Entries:
#####
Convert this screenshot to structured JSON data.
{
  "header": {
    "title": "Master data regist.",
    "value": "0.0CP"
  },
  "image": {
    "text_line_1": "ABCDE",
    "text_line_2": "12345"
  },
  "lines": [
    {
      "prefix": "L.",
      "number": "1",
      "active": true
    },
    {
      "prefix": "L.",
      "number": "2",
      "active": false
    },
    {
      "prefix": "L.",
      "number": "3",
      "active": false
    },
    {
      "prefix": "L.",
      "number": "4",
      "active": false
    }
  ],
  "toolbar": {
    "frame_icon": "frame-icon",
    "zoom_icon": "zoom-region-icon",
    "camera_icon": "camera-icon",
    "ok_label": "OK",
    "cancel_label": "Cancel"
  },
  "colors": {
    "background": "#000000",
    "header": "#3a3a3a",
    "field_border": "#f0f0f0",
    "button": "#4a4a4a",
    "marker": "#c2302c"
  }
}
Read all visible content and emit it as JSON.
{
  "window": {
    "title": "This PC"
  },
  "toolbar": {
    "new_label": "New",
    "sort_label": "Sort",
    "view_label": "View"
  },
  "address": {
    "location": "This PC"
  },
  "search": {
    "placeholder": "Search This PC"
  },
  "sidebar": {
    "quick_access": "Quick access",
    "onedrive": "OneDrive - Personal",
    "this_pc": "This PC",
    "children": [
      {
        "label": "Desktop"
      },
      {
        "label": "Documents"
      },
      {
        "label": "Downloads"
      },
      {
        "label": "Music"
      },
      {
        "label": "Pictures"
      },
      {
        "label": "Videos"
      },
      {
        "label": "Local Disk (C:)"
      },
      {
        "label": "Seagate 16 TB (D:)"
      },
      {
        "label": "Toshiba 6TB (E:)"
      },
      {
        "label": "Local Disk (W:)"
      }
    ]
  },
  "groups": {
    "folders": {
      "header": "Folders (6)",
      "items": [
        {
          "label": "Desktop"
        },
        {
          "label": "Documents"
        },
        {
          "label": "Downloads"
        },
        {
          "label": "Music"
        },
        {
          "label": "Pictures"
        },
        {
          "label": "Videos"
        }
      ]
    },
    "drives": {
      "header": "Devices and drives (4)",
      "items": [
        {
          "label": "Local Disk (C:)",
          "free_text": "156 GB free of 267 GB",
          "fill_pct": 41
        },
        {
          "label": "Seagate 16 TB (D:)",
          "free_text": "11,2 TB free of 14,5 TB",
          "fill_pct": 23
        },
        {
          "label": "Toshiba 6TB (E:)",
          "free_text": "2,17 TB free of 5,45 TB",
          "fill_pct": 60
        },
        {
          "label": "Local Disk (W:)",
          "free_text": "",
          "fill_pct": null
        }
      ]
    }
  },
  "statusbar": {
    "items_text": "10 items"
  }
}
#####
Problem to work on: Retype all the records, matching them exactly.

Task solution:
Convert this screenshot to structured JSON data.
{
  "header": {
    "title": "Master data regist.",
    "value": "0.0CP"
  },
  "image": {
    "text_line_1": "ABCDE",
    "text_line_2": "12345"
  },
  "lines": [
    {
      "prefix": "L.",
      "number": "1",
      "active": true
    },
    {
      "prefix": "L.",
      "number": "2",
      "active": false
    },
    {
      "prefix": "L.",
      "number": "3",
      "active": false
    },
    {
      "prefix": "L.",
      "number": "4",
      "active": false
    }
  ],
  "toolbar": {
    "frame_icon": "frame-icon",
    "zoom_icon": "zoom-region-icon",
    "camera_icon": "camera-icon",
    "ok_label": "OK",
    "cancel_label": "Cancel"
  },
  "colors": {
    "background": "#000000",
    "header": "#3a3a3a",
    "field_border": "#f0f0f0",
    "button": "#4a4a4a",
    "marker": "#c2302c"
  }
}
Read all visible content and emit it as JSON.
{
  "window": {
    "title": "This PC"
  },
  "toolbar": {
    "new_label": "New",
    "sort_label": "Sort",
    "view_label": "View"
  },
  "address": {
    "location": "This PC"
  },
  "search": {
    "placeholder": "Search This PC"
  },
  "sidebar": {
    "quick_access": "Quick access",
    "onedrive": "OneDrive - Personal",
    "this_pc": "This PC",
    "children": [
      {
        "label": "Desktop"
      },
      {
        "label": "Documents"
      },
      {
        "label": "Downloads"
      },
      {
        "label": "Music"
      },
      {
        "label": "Pictures"
      },
      {
        "label": "Videos"
      },
      {
        "label": "Local Disk (C:)"
      },
      {
        "label": "Seagate 16 TB (D:)"
      },
      {
        "label": "Toshiba 6TB (E:)"
      },
      {
        "label": "Local Disk (W:)"
      }
    ]
  },
  "groups": {
    "folders": {
      "header": "Folders (6)",
      "items": [
        {
          "label": "Desktop"
        },
        {
          "label": "Documents"
        },
        {
          "label": "Downloads"
        },
        {
          "label": "Music"
        },
        {
          "label": "Pictures"
        },
        {
          "label": "Videos"
        }
      ]
    },
    "drives": {
      "header": "Devices and drives (4)",
      "items": [
        {
          "label": "Local Disk (C:)",
          "free_text": "156 GB free of 267 GB",
          "fill_pct": 41
        },
        {
          "label": "Seagate 16 TB (D:)",
          "free_text": "11,2 TB free of 14,5 TB",
          "fill_pct": 23
        },
        {
          "label": "Toshiba 6TB (E:)",
          "free_text": "2,17 TB free of 5,45 TB",
          "fill_pct": 60
        },
        {
          "label": "Local Disk (W:)",
          "free_text": "",
          "fill_pct": null
        }
      ]
    }
  },
  "statusbar": {
    "items_text": "10 items"
  }
}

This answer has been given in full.